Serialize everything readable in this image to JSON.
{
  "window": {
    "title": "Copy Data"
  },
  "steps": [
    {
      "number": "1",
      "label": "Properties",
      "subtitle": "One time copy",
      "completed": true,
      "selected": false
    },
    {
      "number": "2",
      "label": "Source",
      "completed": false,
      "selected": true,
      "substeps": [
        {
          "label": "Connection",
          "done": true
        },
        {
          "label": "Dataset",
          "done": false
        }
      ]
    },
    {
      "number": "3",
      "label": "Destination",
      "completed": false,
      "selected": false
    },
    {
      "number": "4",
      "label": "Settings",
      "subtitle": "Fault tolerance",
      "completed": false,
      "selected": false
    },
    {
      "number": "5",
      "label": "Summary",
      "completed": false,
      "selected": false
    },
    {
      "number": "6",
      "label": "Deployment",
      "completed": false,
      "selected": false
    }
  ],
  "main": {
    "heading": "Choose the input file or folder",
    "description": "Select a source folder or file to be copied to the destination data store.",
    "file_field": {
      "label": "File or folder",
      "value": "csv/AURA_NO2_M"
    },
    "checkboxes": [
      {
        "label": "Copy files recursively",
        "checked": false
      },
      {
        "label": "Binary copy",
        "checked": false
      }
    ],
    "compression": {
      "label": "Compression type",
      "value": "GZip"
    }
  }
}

» **Exercise task**: Exactly as written above, please repeat the entries.

» **Response to the exercise**:
Serialize everything readable in this image to JSON.
{
  "window": {
    "title": "Copy Data"
  },
  "steps": [
    {
      "number": "1",
      "label": "Properties",
      "subtitle": "One time copy",
      "completed": true,
      "selected": false
    },
    {
      "number": "2",
      "label": "Source",
      "completed": false,
      "selected": true,
      "substeps": [
        {
          "label": "Connection",
          "done": true
        },
        {
          "label": "Dataset",
          "done": false
        }
      ]
    },
    {
      "number": "3",
      "label": "Destination",
      "completed": false,
      "selected": false
    },
    {
      "number": "4",
      "label": "Settings",
      "subtitle": "Fault tolerance",
      "completed": false,
      "selected": false
    },
    {
      "number": "5",
      "label": "Summary",
      "completed": false,
      "selected": false
    },
    {
      "number": "6",
      "label": "Deployment",
      "completed": false,
      "selected": false
    }
  ],
  "main": {
    "heading": "Choose the input file or folder",
    "description": "Select a source folder or file to be copied to the destination data store.",
    "file_field": {
      "label": "File or folder",
      "value": "csv/AURA_NO2_M"
    },
    "checkboxes": [
      {
        "label": "Copy files recursively",
        "checked": false
      },
      {
        "label": "Binary copy",
        "checked": false
      }
    ],
    "compression": {
      "label": "Compression type",
      "value": "GZip"
    }
  }
}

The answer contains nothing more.